§ GIVEN TASK:
Print every entry, word for word, and skip the images.

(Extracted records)

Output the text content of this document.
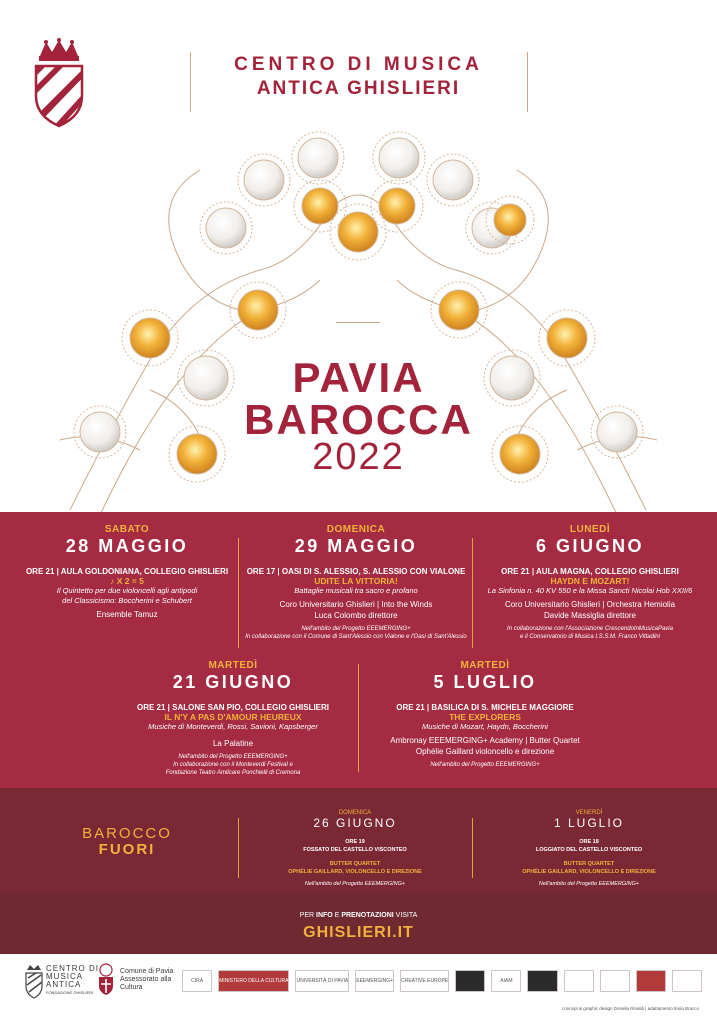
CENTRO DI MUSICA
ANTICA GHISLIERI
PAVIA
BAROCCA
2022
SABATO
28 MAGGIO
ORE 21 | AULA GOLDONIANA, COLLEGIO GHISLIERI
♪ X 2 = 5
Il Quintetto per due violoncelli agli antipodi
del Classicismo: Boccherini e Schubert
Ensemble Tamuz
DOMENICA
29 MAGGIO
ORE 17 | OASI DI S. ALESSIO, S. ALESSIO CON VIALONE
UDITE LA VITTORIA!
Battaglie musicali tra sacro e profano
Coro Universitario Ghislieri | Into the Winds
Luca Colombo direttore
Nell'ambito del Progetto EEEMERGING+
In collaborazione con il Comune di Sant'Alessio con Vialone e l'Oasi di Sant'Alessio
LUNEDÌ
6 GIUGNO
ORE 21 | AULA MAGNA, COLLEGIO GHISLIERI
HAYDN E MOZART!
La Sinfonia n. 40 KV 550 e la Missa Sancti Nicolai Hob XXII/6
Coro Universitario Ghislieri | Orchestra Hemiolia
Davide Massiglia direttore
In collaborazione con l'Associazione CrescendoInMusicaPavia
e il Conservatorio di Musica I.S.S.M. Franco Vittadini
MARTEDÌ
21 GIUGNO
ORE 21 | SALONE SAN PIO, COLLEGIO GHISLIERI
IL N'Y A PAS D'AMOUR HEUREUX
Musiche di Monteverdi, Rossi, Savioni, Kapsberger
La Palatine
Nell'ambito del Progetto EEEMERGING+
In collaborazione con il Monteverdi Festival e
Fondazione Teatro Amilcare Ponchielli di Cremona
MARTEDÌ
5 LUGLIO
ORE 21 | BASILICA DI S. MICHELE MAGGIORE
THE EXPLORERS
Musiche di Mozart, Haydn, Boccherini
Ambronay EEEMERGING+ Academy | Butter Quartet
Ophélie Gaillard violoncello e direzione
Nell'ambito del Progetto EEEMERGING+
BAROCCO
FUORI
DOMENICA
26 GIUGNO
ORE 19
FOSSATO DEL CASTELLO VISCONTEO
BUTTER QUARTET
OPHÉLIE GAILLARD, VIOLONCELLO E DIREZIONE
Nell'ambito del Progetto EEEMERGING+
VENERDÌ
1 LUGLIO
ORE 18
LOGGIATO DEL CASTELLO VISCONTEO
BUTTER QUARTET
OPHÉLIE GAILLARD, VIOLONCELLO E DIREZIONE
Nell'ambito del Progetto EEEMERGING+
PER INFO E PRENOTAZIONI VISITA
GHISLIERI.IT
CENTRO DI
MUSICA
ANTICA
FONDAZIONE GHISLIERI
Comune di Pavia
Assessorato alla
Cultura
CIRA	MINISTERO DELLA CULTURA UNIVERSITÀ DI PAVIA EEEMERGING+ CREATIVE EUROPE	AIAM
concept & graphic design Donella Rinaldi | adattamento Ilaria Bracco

§ RESULT OF THE EXERCISE:
Output the text content of this document.
CENTRO DI MUSICA
ANTICA GHISLIERI
PAVIA
BAROCCA
2022
SABATO
28 MAGGIO
ORE 21 | AULA GOLDONIANA, COLLEGIO GHISLIERI
♪ X 2 = 5
Il Quintetto per due violoncelli agli antipodi
del Classicismo: Boccherini e Schubert
Ensemble Tamuz
DOMENICA
29 MAGGIO
ORE 17 | OASI DI S. ALESSIO, S. ALESSIO CON VIALONE
UDITE LA VITTORIA!
Battaglie musicali tra sacro e profano
Coro Universitario Ghislieri | Into the Winds
Luca Colombo direttore
Nell'ambito del Progetto EEEMERGING+
In collaborazione con il Comune di Sant'Alessio con Vialone e l'Oasi di Sant'Alessio
LUNEDÌ
6 GIUGNO
ORE 21 | AULA MAGNA, COLLEGIO GHISLIERI
HAYDN E MOZART!
La Sinfonia n. 40 KV 550 e la Missa Sancti Nicolai Hob XXII/6
Coro Universitario Ghislieri | Orchestra Hemiolia
Davide Massiglia direttore
In collaborazione con l'Associazione CrescendoInMusicaPavia
e il Conservatorio di Musica I.S.S.M. Franco Vittadini
MARTEDÌ
21 GIUGNO
ORE 21 | SALONE SAN PIO, COLLEGIO GHISLIERI
IL N'Y A PAS D'AMOUR HEUREUX
Musiche di Monteverdi, Rossi, Savioni, Kapsberger
La Palatine
Nell'ambito del Progetto EEEMERGING+
In collaborazione con il Monteverdi Festival e
Fondazione Teatro Amilcare Ponchielli di Cremona
MARTEDÌ
5 LUGLIO
ORE 21 | BASILICA DI S. MICHELE MAGGIORE
THE EXPLORERS
Musiche di Mozart, Haydn, Boccherini
Ambronay EEEMERGING+ Academy | Butter Quartet
Ophélie Gaillard violoncello e direzione
Nell'ambito del Progetto EEEMERGING+
BAROCCO
FUORI
DOMENICA
26 GIUGNO
ORE 19
FOSSATO DEL CASTELLO VISCONTEO
BUTTER QUARTET
OPHÉLIE GAILLARD, VIOLONCELLO E DIREZIONE
Nell'ambito del Progetto EEEMERGING+
VENERDÌ
1 LUGLIO
ORE 18
LOGGIATO DEL CASTELLO VISCONTEO
BUTTER QUARTET
OPHÉLIE GAILLARD, VIOLONCELLO E DIREZIONE
Nell'ambito del Progetto EEEMERGING+
PER INFO E PRENOTAZIONI VISITA
GHISLIERI.IT
CENTRO DI
MUSICA
ANTICA
FONDAZIONE GHISLIERI
Comune di Pavia
Assessorato alla
Cultura
CIRA	MINISTERO DELLA CULTURA UNIVERSITÀ DI PAVIA EEEMERGING+ CREATIVE EUROPE	AIAM
concept & graphic design Donella Rinaldi | adattamento Ilaria Bracco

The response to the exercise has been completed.